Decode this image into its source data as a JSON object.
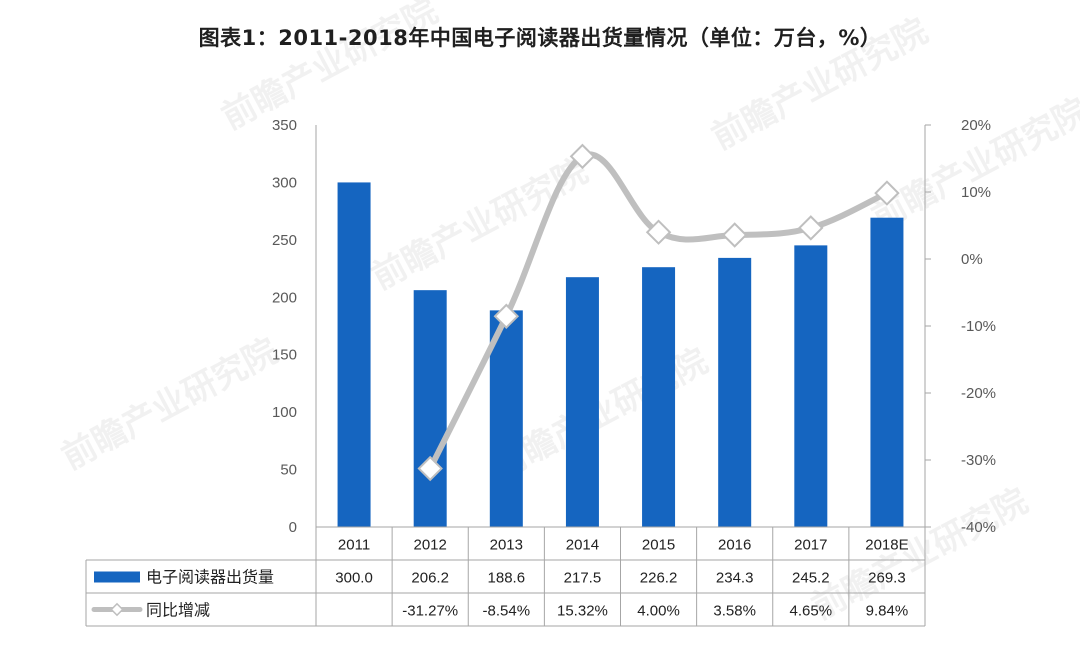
{
  "title": "图表1：2011-2018年中国电子阅读器出货量情况（单位：万台，%）",
  "watermark": "前瞻产业研究院",
  "colors": {
    "bar": "#1565c0",
    "line": "#bfbfbf",
    "axis": "#a6a6a6"
  },
  "chart_data": {
    "type": "bar",
    "categories": [
      "2011",
      "2012",
      "2013",
      "2014",
      "2015",
      "2016",
      "2017",
      "2018E"
    ],
    "series": [
      {
        "name": "电子阅读器出货量",
        "type": "bar",
        "axis": "left",
        "values": [
          300.0,
          206.2,
          188.6,
          217.5,
          226.2,
          234.3,
          245.2,
          269.3
        ],
        "labels": [
          "300.0",
          "206.2",
          "188.6",
          "217.5",
          "226.2",
          "234.3",
          "245.2",
          "269.3"
        ]
      },
      {
        "name": "同比增减",
        "type": "line",
        "axis": "right",
        "values": [
          null,
          -31.27,
          -8.54,
          15.32,
          4.0,
          3.58,
          4.65,
          9.84
        ],
        "labels": [
          "",
          "-31.27%",
          "-8.54%",
          "15.32%",
          "4.00%",
          "3.58%",
          "4.65%",
          "9.84%"
        ]
      }
    ],
    "y_left": {
      "ylim": [
        0,
        350
      ],
      "ticks": [
        0,
        50,
        100,
        150,
        200,
        250,
        300,
        350
      ]
    },
    "y_right": {
      "ylim": [
        -40,
        20
      ],
      "ticks": [
        "-40%",
        "-30%",
        "-20%",
        "-10%",
        "0%",
        "10%",
        "20%"
      ]
    },
    "grid": false,
    "legend": "data-table-below"
  }
}
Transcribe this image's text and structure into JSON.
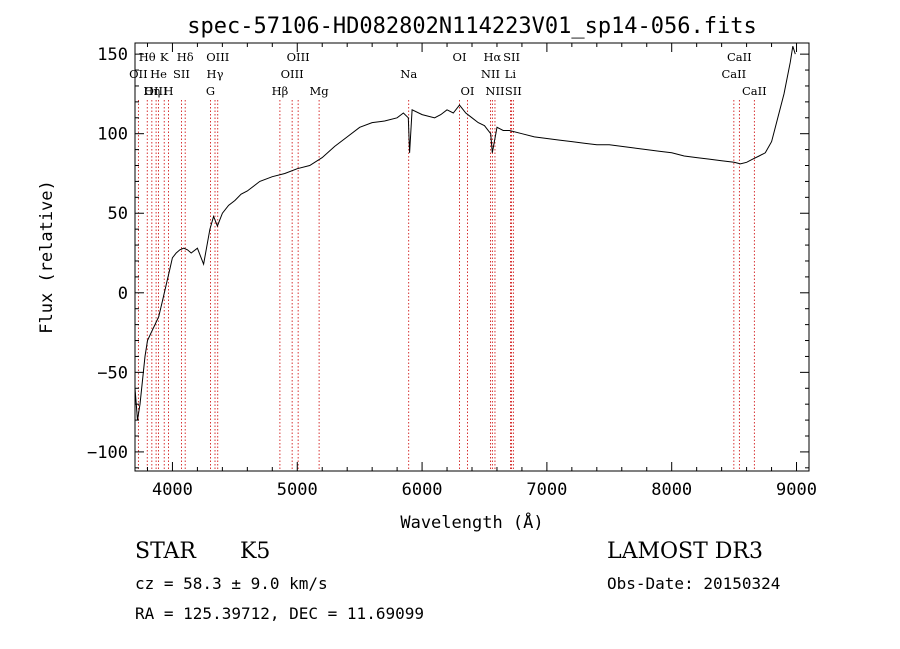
{
  "chart_data": {
    "type": "line",
    "title": "spec-57106-HD082802N114223V01_sp14-056.fits",
    "xlabel": "Wavelength (Å)",
    "ylabel": "Flux (relative)",
    "xlim": [
      3700,
      9100
    ],
    "ylim": [
      -112,
      157
    ],
    "xticks": [
      4000,
      5000,
      6000,
      7000,
      8000,
      9000
    ],
    "yticks": [
      -100,
      -50,
      0,
      50,
      100,
      150
    ],
    "grid": false,
    "series": [
      {
        "x": [
          3700,
          3720,
          3740,
          3760,
          3780,
          3800,
          3830,
          3860,
          3890,
          3920,
          3950,
          3980,
          4000,
          4030,
          4060,
          4090,
          4120,
          4150,
          4200,
          4250,
          4300,
          4330,
          4360,
          4400,
          4450,
          4500,
          4550,
          4600,
          4700,
          4800,
          4900,
          5000,
          5100,
          5200,
          5300,
          5400,
          5500,
          5600,
          5700,
          5800,
          5850,
          5890,
          5900,
          5920,
          6000,
          6100,
          6150,
          6200,
          6250,
          6300,
          6350,
          6400,
          6450,
          6500,
          6550,
          6563,
          6600,
          6650,
          6700,
          6800,
          6900,
          7000,
          7100,
          7200,
          7300,
          7400,
          7500,
          7600,
          7700,
          7800,
          7900,
          8000,
          8100,
          8200,
          8300,
          8400,
          8500,
          8550,
          8600,
          8650,
          8700,
          8750,
          8800,
          8850,
          8900,
          8950,
          8970,
          8990
        ],
        "y": [
          -60,
          -80,
          -70,
          -55,
          -40,
          -30,
          -25,
          -20,
          -15,
          -5,
          5,
          15,
          22,
          25,
          27,
          28,
          27,
          25,
          28,
          18,
          40,
          48,
          42,
          50,
          55,
          58,
          62,
          64,
          70,
          73,
          75,
          78,
          80,
          85,
          92,
          98,
          104,
          107,
          108,
          110,
          113,
          110,
          88,
          115,
          112,
          110,
          112,
          115,
          113,
          118,
          113,
          110,
          107,
          105,
          100,
          88,
          104,
          102,
          102,
          100,
          98,
          97,
          96,
          95,
          94,
          93,
          93,
          92,
          91,
          90,
          89,
          88,
          86,
          85,
          84,
          83,
          82,
          81,
          82,
          84,
          86,
          88,
          95,
          110,
          125,
          145,
          155,
          150
        ]
      }
    ],
    "lines": [
      {
        "name": "Hθ",
        "x": 3798,
        "row": 0
      },
      {
        "name": "OII",
        "x": 3727,
        "row": 1
      },
      {
        "name": "OIII",
        "x": 3869,
        "row": 2
      },
      {
        "name": "Hη",
        "x": 3835,
        "row": 2
      },
      {
        "name": "K",
        "x": 3934,
        "row": 0
      },
      {
        "name": "He",
        "x": 3889,
        "row": 1
      },
      {
        "name": "H",
        "x": 3969,
        "row": 2
      },
      {
        "name": "SII",
        "x": 4072,
        "row": 1
      },
      {
        "name": "Hδ",
        "x": 4102,
        "row": 0
      },
      {
        "name": "OIII",
        "x": 4363,
        "row": 0
      },
      {
        "name": "Hγ",
        "x": 4341,
        "row": 1
      },
      {
        "name": "G",
        "x": 4305,
        "row": 2
      },
      {
        "name": "Hβ",
        "x": 4861,
        "row": 2
      },
      {
        "name": "OIII",
        "x": 5007,
        "row": 0
      },
      {
        "name": "OIII",
        "x": 4959,
        "row": 1
      },
      {
        "name": "Mg",
        "x": 5175,
        "row": 2
      },
      {
        "name": "Na",
        "x": 5893,
        "row": 1
      },
      {
        "name": "OI",
        "x": 6300,
        "row": 0
      },
      {
        "name": "OI",
        "x": 6364,
        "row": 2
      },
      {
        "name": "Hα",
        "x": 6563,
        "row": 0
      },
      {
        "name": "NII",
        "x": 6548,
        "row": 1
      },
      {
        "name": "NII",
        "x": 6584,
        "row": 2
      },
      {
        "name": "SII",
        "x": 6717,
        "row": 0
      },
      {
        "name": "Li",
        "x": 6708,
        "row": 1
      },
      {
        "name": "SII",
        "x": 6731,
        "row": 2
      },
      {
        "name": "CaII",
        "x": 8542,
        "row": 0
      },
      {
        "name": "CaII",
        "x": 8498,
        "row": 1
      },
      {
        "name": "CaII",
        "x": 8662,
        "row": 2
      }
    ],
    "line_color": "#cc0000"
  },
  "info": {
    "class": "STAR",
    "subclass": "K5",
    "survey": "LAMOST DR3",
    "cz": "cz = 58.3 ± 9.0 km/s",
    "obs_date": "Obs-Date: 20150324",
    "coords": "RA = 125.39712, DEC =  11.69099"
  }
}
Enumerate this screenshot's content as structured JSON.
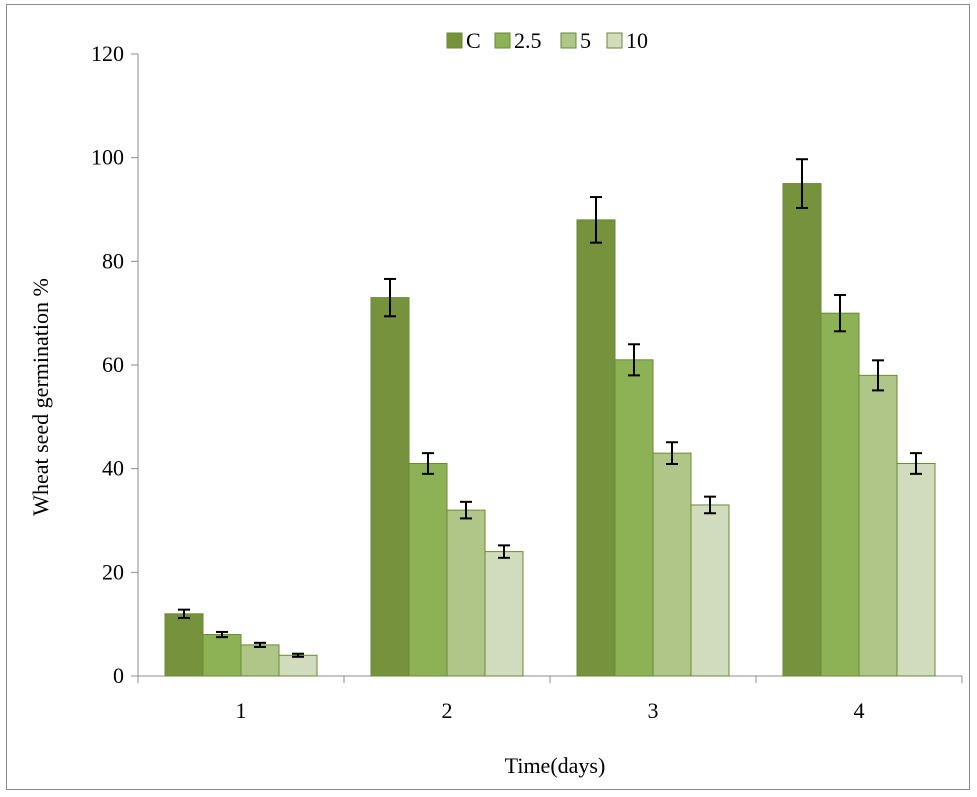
{
  "chart_data": {
    "type": "bar",
    "xlabel": "Time(days)",
    "ylabel": "Wheat seed germination %",
    "categories": [
      "1",
      "2",
      "3",
      "4"
    ],
    "ylim": [
      0,
      120
    ],
    "yticks": [
      0,
      20,
      40,
      60,
      80,
      100,
      120
    ],
    "grid": false,
    "legend_position": "top-center",
    "series": [
      {
        "name": "C",
        "color": "#76923c",
        "values": [
          12,
          73,
          88,
          95
        ],
        "errors": [
          0.8,
          3.6,
          4.4,
          4.7
        ]
      },
      {
        "name": "2.5",
        "color": "#8db255",
        "values": [
          8,
          41,
          61,
          70
        ],
        "errors": [
          0.5,
          2.0,
          3.0,
          3.5
        ]
      },
      {
        "name": "5",
        "color": "#afc688",
        "values": [
          6,
          32,
          43,
          58
        ],
        "errors": [
          0.4,
          1.6,
          2.1,
          2.9
        ]
      },
      {
        "name": "10",
        "color": "#d1dcbd",
        "values": [
          4,
          24,
          33,
          41
        ],
        "errors": [
          0.3,
          1.2,
          1.6,
          2.0
        ]
      }
    ],
    "bar_stroke": "#6a8a35"
  }
}
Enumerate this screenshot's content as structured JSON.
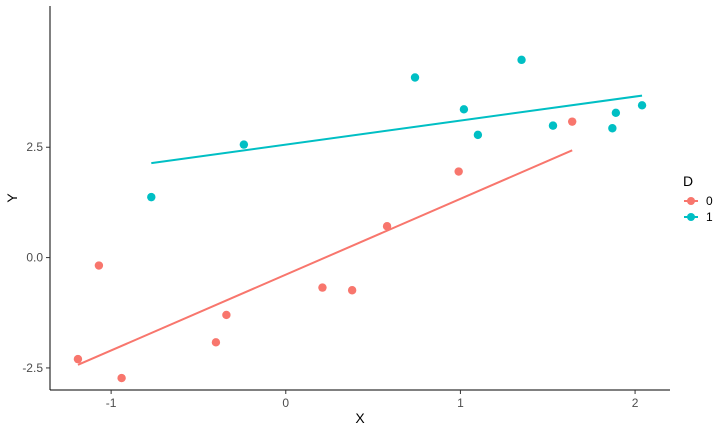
{
  "chart_data": {
    "type": "scatter",
    "xlabel": "X",
    "ylabel": "Y",
    "xlim": [
      -1.35,
      2.2
    ],
    "ylim": [
      -3.0,
      5.7
    ],
    "x_ticks": [
      -1,
      0,
      1,
      2
    ],
    "x_tick_labels": [
      "-1",
      "0",
      "1",
      "2"
    ],
    "y_ticks": [
      -2.5,
      0.0,
      2.5
    ],
    "y_tick_labels": [
      "-2.5",
      "0.0",
      "2.5"
    ],
    "grid": false,
    "legend": {
      "title": "D",
      "position": "right"
    },
    "series": [
      {
        "name": "0",
        "color": "#F8766D",
        "points": [
          {
            "x": -1.19,
            "y": -2.3
          },
          {
            "x": -1.07,
            "y": -0.18
          },
          {
            "x": -0.94,
            "y": -2.73
          },
          {
            "x": -0.4,
            "y": -1.92
          },
          {
            "x": -0.34,
            "y": -1.3
          },
          {
            "x": 0.21,
            "y": -0.68
          },
          {
            "x": 0.38,
            "y": -0.74
          },
          {
            "x": 0.58,
            "y": 0.71
          },
          {
            "x": 0.99,
            "y": 1.95
          },
          {
            "x": 1.64,
            "y": 3.08
          }
        ],
        "fit": {
          "x": [
            -1.19,
            1.64
          ],
          "y": [
            -2.43,
            2.43
          ]
        }
      },
      {
        "name": "1",
        "color": "#00BFC4",
        "points": [
          {
            "x": -0.77,
            "y": 1.37
          },
          {
            "x": -0.24,
            "y": 2.56
          },
          {
            "x": 0.74,
            "y": 4.08
          },
          {
            "x": 1.02,
            "y": 3.36
          },
          {
            "x": 1.1,
            "y": 2.78
          },
          {
            "x": 1.35,
            "y": 4.48
          },
          {
            "x": 1.53,
            "y": 2.99
          },
          {
            "x": 1.87,
            "y": 2.93
          },
          {
            "x": 1.89,
            "y": 3.28
          },
          {
            "x": 2.04,
            "y": 3.45
          }
        ],
        "fit": {
          "x": [
            -0.77,
            2.04
          ],
          "y": [
            2.14,
            3.67
          ]
        }
      }
    ]
  }
}
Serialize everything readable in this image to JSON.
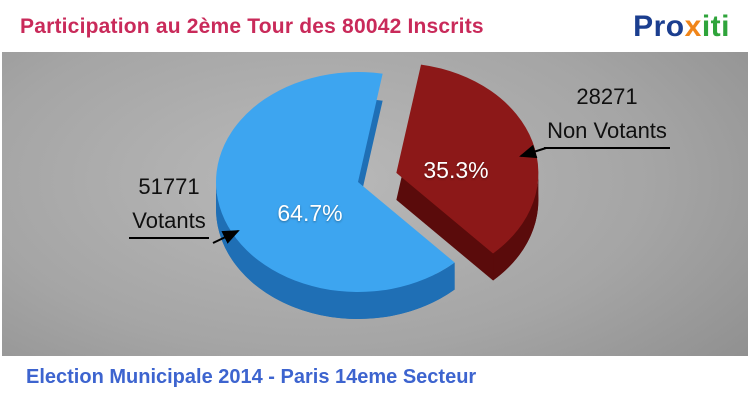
{
  "header": {
    "title": "Participation au 2ème Tour des 80042 Inscrits",
    "logo": {
      "part1": "Pro",
      "part2": "x",
      "part3": "iti"
    }
  },
  "footer": {
    "text": "Election Municipale 2014 - Paris 14eme Secteur"
  },
  "chart_data": {
    "type": "pie",
    "title": "Participation au 2ème Tour des 80042 Inscrits",
    "total_inscrits": 80042,
    "start_angle_deg": -80,
    "exploded_slice": "Non Votants",
    "legend_position": "callouts",
    "slices": [
      {
        "label": "Votants",
        "value": "51771",
        "pct": 64.7,
        "pct_label": "64.7%",
        "color": "#3da5f0",
        "side_color": "#1f6fb5"
      },
      {
        "label": "Non Votants",
        "value": "28271",
        "pct": 35.3,
        "pct_label": "35.3%",
        "color": "#8c1818",
        "side_color": "#5a0b0b"
      }
    ]
  }
}
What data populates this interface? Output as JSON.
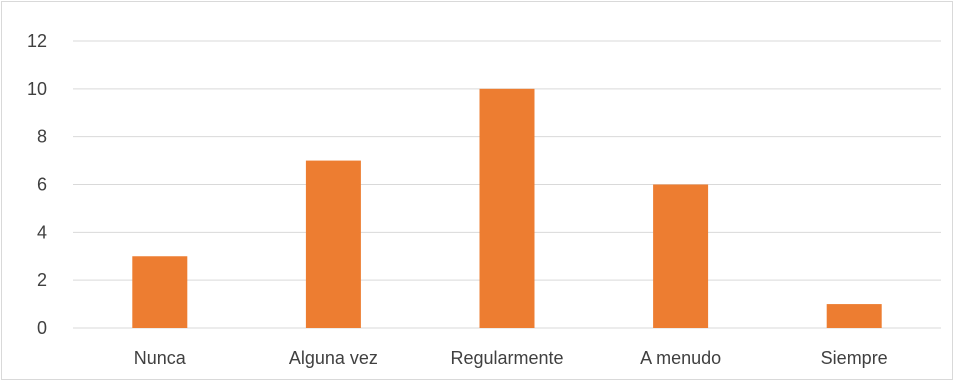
{
  "chart_data": {
    "type": "bar",
    "categories": [
      "Nunca",
      "Alguna vez",
      "Regularmente",
      "A menudo",
      "Siempre"
    ],
    "values": [
      3,
      7,
      10,
      6,
      1
    ],
    "ylim": [
      0,
      12
    ],
    "yticks": [
      "0",
      "2",
      "4",
      "6",
      "8",
      "10",
      "12"
    ],
    "grid": true,
    "legend": "none",
    "colors": {
      "bar": "#ED7D31",
      "grid": "#D9D9D9",
      "text": "#404040"
    }
  }
}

**********

- [Exercise brief] Go through the material and select each line with the string "type" in it.

- [Completed exercise]
    "type": "bar",
        "type": "bar",
        "type": "line",
    "type": "line",
    "type": "bar",
    "type": "scatter",
    "type": "pie",
    "type": "bar",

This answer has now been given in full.